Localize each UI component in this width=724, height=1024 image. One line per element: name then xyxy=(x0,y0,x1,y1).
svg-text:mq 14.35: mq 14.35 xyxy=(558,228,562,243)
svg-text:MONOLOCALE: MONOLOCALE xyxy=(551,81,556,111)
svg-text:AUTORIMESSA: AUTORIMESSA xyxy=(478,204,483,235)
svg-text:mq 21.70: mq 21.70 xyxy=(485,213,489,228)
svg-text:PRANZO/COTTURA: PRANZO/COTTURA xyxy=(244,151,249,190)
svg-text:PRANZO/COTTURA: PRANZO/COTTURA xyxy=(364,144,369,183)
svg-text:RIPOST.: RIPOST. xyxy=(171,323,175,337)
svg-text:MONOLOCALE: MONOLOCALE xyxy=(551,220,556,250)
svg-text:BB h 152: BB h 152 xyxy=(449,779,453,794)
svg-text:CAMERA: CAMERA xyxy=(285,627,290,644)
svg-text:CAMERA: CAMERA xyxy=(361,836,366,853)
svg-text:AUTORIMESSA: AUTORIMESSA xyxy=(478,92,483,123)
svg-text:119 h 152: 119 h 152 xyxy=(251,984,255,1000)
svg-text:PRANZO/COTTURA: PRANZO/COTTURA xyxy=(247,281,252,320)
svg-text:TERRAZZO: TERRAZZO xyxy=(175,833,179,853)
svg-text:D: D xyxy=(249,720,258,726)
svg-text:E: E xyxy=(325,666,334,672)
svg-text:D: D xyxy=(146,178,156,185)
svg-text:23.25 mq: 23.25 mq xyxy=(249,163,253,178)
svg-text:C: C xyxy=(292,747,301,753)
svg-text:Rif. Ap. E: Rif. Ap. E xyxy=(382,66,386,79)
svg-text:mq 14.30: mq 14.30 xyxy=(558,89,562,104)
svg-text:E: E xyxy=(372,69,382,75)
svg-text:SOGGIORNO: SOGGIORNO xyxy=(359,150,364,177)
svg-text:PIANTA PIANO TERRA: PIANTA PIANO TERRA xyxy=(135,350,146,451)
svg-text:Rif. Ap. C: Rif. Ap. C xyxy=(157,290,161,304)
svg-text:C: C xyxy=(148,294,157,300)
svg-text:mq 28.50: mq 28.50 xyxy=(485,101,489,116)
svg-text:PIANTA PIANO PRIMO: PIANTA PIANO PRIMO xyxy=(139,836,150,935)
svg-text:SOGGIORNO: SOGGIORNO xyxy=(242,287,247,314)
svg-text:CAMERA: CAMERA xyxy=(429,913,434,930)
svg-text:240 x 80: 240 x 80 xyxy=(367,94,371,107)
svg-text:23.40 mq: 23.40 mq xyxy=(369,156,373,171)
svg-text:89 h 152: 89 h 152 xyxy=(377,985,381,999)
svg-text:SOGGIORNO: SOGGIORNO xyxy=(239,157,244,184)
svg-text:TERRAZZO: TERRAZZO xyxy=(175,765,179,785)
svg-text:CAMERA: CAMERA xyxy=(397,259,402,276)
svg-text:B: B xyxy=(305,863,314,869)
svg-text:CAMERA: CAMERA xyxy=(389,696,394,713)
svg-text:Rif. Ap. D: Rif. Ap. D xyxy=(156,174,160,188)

→ **Instructions to follow**
Copy all of the records above line for line, keeping every character unchanged.

→ **Reply to the task**
Localize each UI component in this width=724, height=1024 image. One line per element: name then xyxy=(x0,y0,x1,y1).
svg-text:mq 14.35: mq 14.35 xyxy=(558,228,562,243)
svg-text:MONOLOCALE: MONOLOCALE xyxy=(551,81,556,111)
svg-text:AUTORIMESSA: AUTORIMESSA xyxy=(478,204,483,235)
svg-text:mq 21.70: mq 21.70 xyxy=(485,213,489,228)
svg-text:PRANZO/COTTURA: PRANZO/COTTURA xyxy=(244,151,249,190)
svg-text:PRANZO/COTTURA: PRANZO/COTTURA xyxy=(364,144,369,183)
svg-text:RIPOST.: RIPOST. xyxy=(171,323,175,337)
svg-text:MONOLOCALE: MONOLOCALE xyxy=(551,220,556,250)
svg-text:BB h 152: BB h 152 xyxy=(449,779,453,794)
svg-text:CAMERA: CAMERA xyxy=(285,627,290,644)
svg-text:CAMERA: CAMERA xyxy=(361,836,366,853)
svg-text:AUTORIMESSA: AUTORIMESSA xyxy=(478,92,483,123)
svg-text:119 h 152: 119 h 152 xyxy=(251,984,255,1000)
svg-text:PRANZO/COTTURA: PRANZO/COTTURA xyxy=(247,281,252,320)
svg-text:TERRAZZO: TERRAZZO xyxy=(175,833,179,853)
svg-text:D: D xyxy=(249,720,258,726)
svg-text:E: E xyxy=(325,666,334,672)
svg-text:D: D xyxy=(146,178,156,185)
svg-text:23.25 mq: 23.25 mq xyxy=(249,163,253,178)
svg-text:C: C xyxy=(292,747,301,753)
svg-text:Rif. Ap. E: Rif. Ap. E xyxy=(382,66,386,79)
svg-text:mq 14.30: mq 14.30 xyxy=(558,89,562,104)
svg-text:E: E xyxy=(372,69,382,75)
svg-text:SOGGIORNO: SOGGIORNO xyxy=(359,150,364,177)
svg-text:PIANTA PIANO TERRA: PIANTA PIANO TERRA xyxy=(135,350,146,451)
svg-text:Rif. Ap. C: Rif. Ap. C xyxy=(157,290,161,304)
svg-text:C: C xyxy=(148,294,157,300)
svg-text:mq 28.50: mq 28.50 xyxy=(485,101,489,116)
svg-text:PIANTA PIANO PRIMO: PIANTA PIANO PRIMO xyxy=(139,836,150,935)
svg-text:SOGGIORNO: SOGGIORNO xyxy=(242,287,247,314)
svg-text:CAMERA: CAMERA xyxy=(429,913,434,930)
svg-text:240 x 80: 240 x 80 xyxy=(367,94,371,107)
svg-text:23.40 mq: 23.40 mq xyxy=(369,156,373,171)
svg-text:89 h 152: 89 h 152 xyxy=(377,985,381,999)
svg-text:SOGGIORNO: SOGGIORNO xyxy=(239,157,244,184)
svg-text:TERRAZZO: TERRAZZO xyxy=(175,765,179,785)
svg-text:CAMERA: CAMERA xyxy=(397,259,402,276)
svg-text:B: B xyxy=(305,863,314,869)
svg-text:CAMERA: CAMERA xyxy=(389,696,394,713)
svg-text:Rif. Ap. D: Rif. Ap. D xyxy=(156,174,160,188)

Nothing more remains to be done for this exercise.